*Trecho do documento*:
____

A economia rosna para a política

JOSIAS DE SOUZA
DIRETOR DA SUCURSAL DE BRASÍLIA

V irou lugar-comum o bordão segundo o qual é essencial para os partidos políticos e suas lideranças prestar atenção ao "recado das urnas" municipais. Pois, na montagem do xadrez de 2002, ouvir a voz das urnas ou um disco de pagode conduz a um mesmo resultado: a perda de tempo.
O futuro é como tela virgem diante do pintor. Sabe-se que, cedo ou tarde, do branco nascerá uma pintura. Entre um traço e outro, pode-se arriscar um palpite: vai ficar feia, bonita, assim ou assado. Mas nem ao artista é dado adivinhar os contornos finais da própria obra antes dos últimos movimentos do pincel.
Assim também com a sucessão presidencial. Os partidos estão debruçados sobre o rascunho da tela que será levada à grande exposição de 2002. Por ora, há sobre o cavalete apenas um borrão.
Ainda assim, políticos e analistas rufam nas páginas dos jornais e nos microfones previsões para gostos variados. Algumas tratam o imponderável com precisão milimétrica. Outras contemplam a fluidez da cena política. E embutem dentro do prognóstico a desculpa para o próprio fracasso.

____

*Tarefa proposta*:
Transcreva, sem mudar nada, o trecho da coluna sobre a sucessão de 2002 que vai de "V irou lugar-comum" a "perda de tempo.". O material que vem em seguida não tem papel algum nisto.

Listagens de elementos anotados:
____

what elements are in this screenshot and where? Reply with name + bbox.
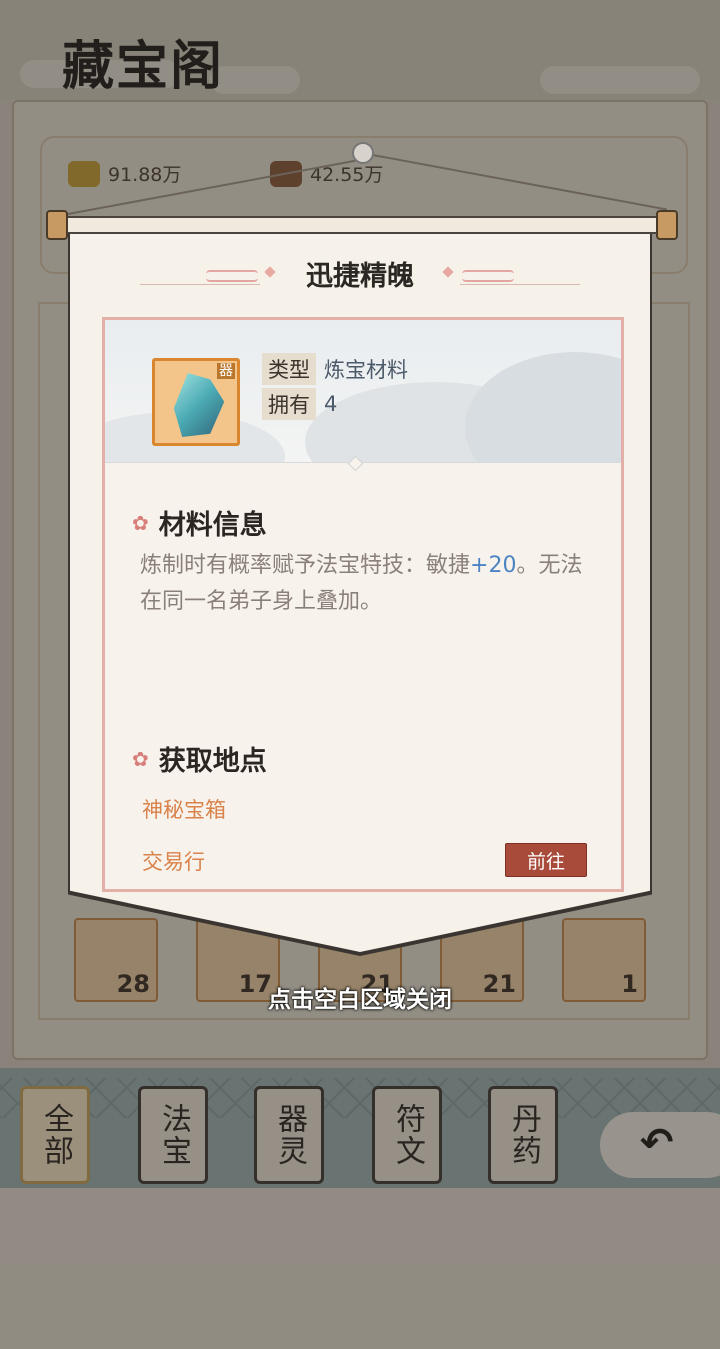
flower-icon: ✿ (132, 510, 149, 535)
item-owned-value: 4 (324, 392, 338, 416)
source-location[interactable]: 神秘宝箱 (142, 794, 226, 824)
mountain-decoration (465, 352, 621, 462)
item-owned-label: 拥有 (262, 388, 316, 420)
scroll-hook (352, 142, 374, 164)
close-hint: 点击空白区域关闭 (268, 987, 452, 1013)
item-type-row: 类型 炼宝材料 (262, 353, 408, 385)
material-description: 炼制时有概率赋予法宝特技：敏捷+20。无法在同一名弟子身上叠加。 (140, 548, 590, 620)
crystal-graphic (173, 373, 225, 437)
description-highlight: +20 (470, 553, 517, 578)
source-title: 获取地点 (158, 746, 267, 777)
description-text: 炼制时有概率赋予法宝特技：敏捷 (140, 553, 471, 578)
item-owned-row: 拥有 4 (262, 388, 337, 420)
scroll-rod (52, 216, 668, 234)
material-info-title: 材料信息 (158, 510, 267, 541)
item-type-label: 类型 (262, 353, 316, 385)
go-button[interactable]: 前往 (505, 843, 587, 877)
source-location[interactable]: 交易行 (142, 846, 205, 876)
item-name: 迅捷精魄 (306, 261, 414, 292)
game-screen: 藏宝阁 91.88万 42.55万 28 17 21 21 1 全部 法宝 器灵… (0, 0, 720, 1349)
rod-cap (46, 210, 68, 240)
item-type-badge-icon: 器 (217, 363, 235, 379)
source-heading: ✿ 获取地点 (132, 739, 267, 778)
rod-cap (656, 210, 678, 240)
item-type-value: 炼宝材料 (324, 358, 408, 382)
material-info-heading: ✿ 材料信息 (132, 503, 267, 542)
crystal-shard-icon: 器 (152, 358, 240, 446)
flower-icon: ✿ (132, 746, 149, 771)
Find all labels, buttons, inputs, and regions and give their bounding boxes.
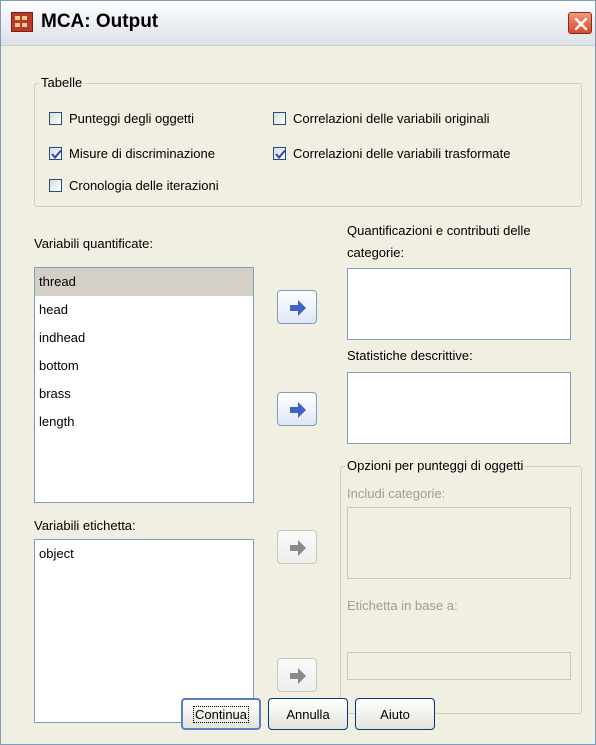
cancel-button[interactable]: Annulla	[268, 698, 348, 730]
continue-button-label: Continua	[192, 705, 250, 723]
list-item[interactable]: indhead	[35, 324, 253, 352]
checkbox-object-scores[interactable]: Punteggi degli oggetti	[49, 111, 194, 126]
label-vars-list[interactable]: object	[34, 539, 254, 723]
label-by-field[interactable]	[347, 652, 571, 680]
spss-app-icon	[11, 12, 33, 32]
object-scores-options-legend: Opzioni per punteggi di oggetti	[345, 458, 526, 473]
checkbox-label: Misure di discriminazione	[69, 146, 215, 161]
checkmark-icon	[51, 149, 62, 160]
list-item[interactable]: length	[35, 408, 253, 436]
label-by-label: Etichetta in base a:	[347, 598, 458, 613]
close-icon	[574, 17, 588, 31]
dialog-content: Tabelle Punteggi degli oggetti Correlazi…	[1, 46, 595, 744]
list-item[interactable]: brass	[35, 380, 253, 408]
window-title: MCA: Output	[41, 11, 159, 32]
checkbox-box[interactable]	[273, 112, 286, 125]
descriptive-stats-label: Statistiche descrittive:	[347, 348, 473, 363]
quantified-vars-label: Variabili quantificate:	[34, 236, 153, 251]
help-button[interactable]: Aiuto	[355, 698, 435, 730]
checkbox-box[interactable]	[49, 112, 62, 125]
checkbox-transformed-correlations[interactable]: Correlazioni delle variabili trasformate	[273, 146, 510, 161]
move-to-label-by-button[interactable]	[277, 658, 317, 692]
arrow-right-icon	[290, 668, 306, 684]
checkbox-discrimination-measures[interactable]: Misure di discriminazione	[49, 146, 215, 161]
checkbox-label: Punteggi degli oggetti	[69, 111, 195, 126]
move-to-descriptive-stats-button[interactable]	[277, 392, 317, 426]
move-to-quantifications-button[interactable]	[277, 290, 317, 324]
checkbox-label: Correlazioni delle variabili originali	[293, 111, 490, 126]
checkbox-label: Cronologia delle iterazioni	[69, 178, 219, 193]
checkbox-iteration-history[interactable]: Cronologia delle iterazioni	[49, 178, 219, 193]
category-quantifications-list[interactable]	[347, 268, 571, 340]
descriptive-stats-list[interactable]	[347, 372, 571, 444]
continue-button[interactable]: Continua	[181, 698, 261, 730]
category-quantifications-label: Quantificazioni e contributi delle categ…	[347, 223, 531, 260]
move-to-include-categories-button[interactable]	[277, 530, 317, 564]
list-item[interactable]: head	[35, 296, 253, 324]
mca-output-dialog: MCA: Output Tabelle Punteggi degli ogget…	[0, 0, 596, 745]
checkbox-label: Correlazioni delle variabili trasformate	[293, 146, 511, 161]
cancel-button-label: Annulla	[286, 706, 330, 722]
arrow-right-icon	[290, 300, 306, 316]
label-vars-label: Variabili etichetta:	[34, 518, 136, 533]
arrow-right-icon	[290, 402, 306, 418]
title-bar: MCA: Output	[1, 1, 595, 46]
checkbox-box[interactable]	[49, 147, 62, 160]
include-categories-label: Includi categorie:	[347, 486, 446, 501]
include-categories-list[interactable]	[347, 507, 571, 579]
tables-group-legend: Tabelle	[39, 75, 85, 90]
checkbox-box[interactable]	[49, 179, 62, 192]
help-button-label: Aiuto	[380, 706, 410, 722]
arrow-right-icon	[290, 540, 306, 556]
checkbox-original-correlations[interactable]: Correlazioni delle variabili originali	[273, 111, 490, 126]
list-item[interactable]: thread	[35, 268, 253, 296]
checkbox-box[interactable]	[273, 147, 286, 160]
checkmark-icon	[275, 149, 286, 160]
quantified-vars-list[interactable]: thread head indhead bottom brass length	[34, 267, 254, 503]
list-item[interactable]: object	[35, 540, 253, 568]
list-item[interactable]: bottom	[35, 352, 253, 380]
close-button[interactable]	[568, 12, 592, 34]
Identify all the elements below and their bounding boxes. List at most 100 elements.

____

*Resultado*:
V irou lugar-comum o bordão segundo o qual é essencial para os partidos políticos e suas lideranças prestar atenção ao "recado das urnas" municipais. Pois, na montagem do xadrez de 2002, ouvir a voz das urnas ou um disco de pagode conduz a um mesmo resultado: a perda de tempo.